* **Short exercise**:
Render every line of the listing below as a Markdown table with the columns "Entry" and "Text". Number the rows in the Entry column and leave out blank lines.

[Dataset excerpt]
----

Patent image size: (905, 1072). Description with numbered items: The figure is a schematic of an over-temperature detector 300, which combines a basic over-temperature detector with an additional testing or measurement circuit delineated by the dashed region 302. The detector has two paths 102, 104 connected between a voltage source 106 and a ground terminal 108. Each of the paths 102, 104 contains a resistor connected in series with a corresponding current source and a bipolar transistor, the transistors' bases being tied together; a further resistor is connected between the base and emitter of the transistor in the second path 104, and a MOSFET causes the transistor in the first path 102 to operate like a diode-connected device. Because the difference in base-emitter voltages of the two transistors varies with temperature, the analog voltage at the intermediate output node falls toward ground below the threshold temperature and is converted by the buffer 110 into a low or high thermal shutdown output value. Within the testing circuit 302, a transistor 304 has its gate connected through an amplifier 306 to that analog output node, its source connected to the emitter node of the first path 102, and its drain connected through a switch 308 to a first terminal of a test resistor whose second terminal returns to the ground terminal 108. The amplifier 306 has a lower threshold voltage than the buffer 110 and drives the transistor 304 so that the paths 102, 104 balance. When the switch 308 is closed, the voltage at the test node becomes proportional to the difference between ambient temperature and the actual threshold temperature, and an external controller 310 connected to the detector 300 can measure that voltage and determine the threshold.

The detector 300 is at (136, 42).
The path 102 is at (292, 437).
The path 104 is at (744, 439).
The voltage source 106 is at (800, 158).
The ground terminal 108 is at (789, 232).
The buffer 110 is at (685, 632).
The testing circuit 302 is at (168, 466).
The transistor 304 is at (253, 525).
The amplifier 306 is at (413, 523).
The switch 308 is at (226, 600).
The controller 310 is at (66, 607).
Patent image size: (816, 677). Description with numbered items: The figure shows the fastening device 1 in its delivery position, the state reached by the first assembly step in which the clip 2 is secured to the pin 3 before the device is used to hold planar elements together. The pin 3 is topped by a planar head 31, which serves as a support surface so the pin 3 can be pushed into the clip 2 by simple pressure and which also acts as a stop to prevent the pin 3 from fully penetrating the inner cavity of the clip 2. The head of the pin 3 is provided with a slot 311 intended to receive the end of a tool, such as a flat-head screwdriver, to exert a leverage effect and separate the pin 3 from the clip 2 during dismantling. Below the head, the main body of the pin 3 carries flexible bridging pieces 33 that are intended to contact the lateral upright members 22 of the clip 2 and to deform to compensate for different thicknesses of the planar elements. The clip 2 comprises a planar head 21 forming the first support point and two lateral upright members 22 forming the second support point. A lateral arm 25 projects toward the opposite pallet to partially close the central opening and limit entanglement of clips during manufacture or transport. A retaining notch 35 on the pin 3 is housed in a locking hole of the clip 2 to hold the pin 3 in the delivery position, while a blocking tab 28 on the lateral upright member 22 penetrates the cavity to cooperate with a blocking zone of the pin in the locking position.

----

* **Solution to the problem**:
| Entry | Text |
|---|---|
| 1 | Patent image size: (905, 1072). Description with numbered items: The figure is a schematic of an over-temperature detector 300, which combines a basic over-temperature detector with an additional testing or measurement circuit delineated by the dashed region 302. The detector has two paths 102, 104 connected between a voltage source 106 and a ground terminal 108. Each of the paths 102, 104 contains a resistor connected in series with a corresponding current source and a bipolar transistor, the transistors' bases being tied together; a further resistor is connected between the base and emitter of the transistor in the second path 104, and a MOSFET causes the transistor in the first path 102 to operate like a diode-connected device. Because the difference in base-emitter voltages of the two transistors varies with temperature, the analog voltage at the intermediate output node falls toward ground below the threshold temperature and is converted by the buffer 110 into a low or high thermal shutdown output value. Within the testing circuit 302, a transistor 304 has its gate connected through an amplifier 306 to that analog output node, its source connected to the emitter node of the first path 102, and its drain connected through a switch 308 to a first terminal of a test resistor whose second terminal returns to the ground terminal 108. The amplifier 306 has a lower threshold voltage than the buffer 110 and drives the transistor 304 so that the paths 102, 104 balance. When the switch 308 is closed, the voltage at the test node becomes proportional to the difference between ambient temperature and the actual threshold temperature, and an external controller 310 connected to the detector 300 can measure that voltage and determine the threshold. |
| 2 | The detector 300 is at (136, 42). |
| 3 | The path 102 is at (292, 437). |
| 4 | The path 104 is at (744, 439). |
| 5 | The voltage source 106 is at (800, 158). |
| 6 | The ground terminal 108 is at (789, 232). |
| 7 | The buffer 110 is at (685, 632). |
| 8 | The testing circuit 302 is at (168, 466). |
| 9 | The transistor 304 is at (253, 525). |
| 10 | The amplifier 306 is at (413, 523). |
| 11 | The switch 308 is at (226, 600). |
| 12 | The controller 310 is at (66, 607). |
| 13 | Patent image size: (816, 677). Description with numbered items: The figure shows the fastening device 1 in its delivery position, the state reached by the first assembly step in which the clip 2 is secured to the pin 3 before the device is used to hold planar elements together. The pin 3 is topped by a planar head 31, which serves as a support surface so the pin 3 can be pushed into the clip 2 by simple pressure and which also acts as a stop to prevent the pin 3 from fully penetrating the inner cavity of the clip 2. The head of the pin 3 is provided with a slot 311 intended to receive the end of a tool, such as a flat-head screwdriver, to exert a leverage effect and separate the pin 3 from the clip 2 during dismantling. Below the head, the main body of the pin 3 carries flexible bridging pieces 33 that are intended to contact the lateral upright members 22 of the clip 2 and to deform to compensate for different thicknesses of the planar elements. The clip 2 comprises a planar head 21 forming the first support point and two lateral upright members 22 forming the second support point. A lateral arm 25 projects toward the opposite pallet to partially close the central opening and limit entanglement of clips during manufacture or transport. A retaining notch 35 on the pin 3 is housed in a locking hole of the clip 2 to hold the pin 3 in the delivery position, while a blocking tab 28 on the lateral upright member 22 penetrates the cavity to cooperate with a blocking zone of the pin in the locking position. |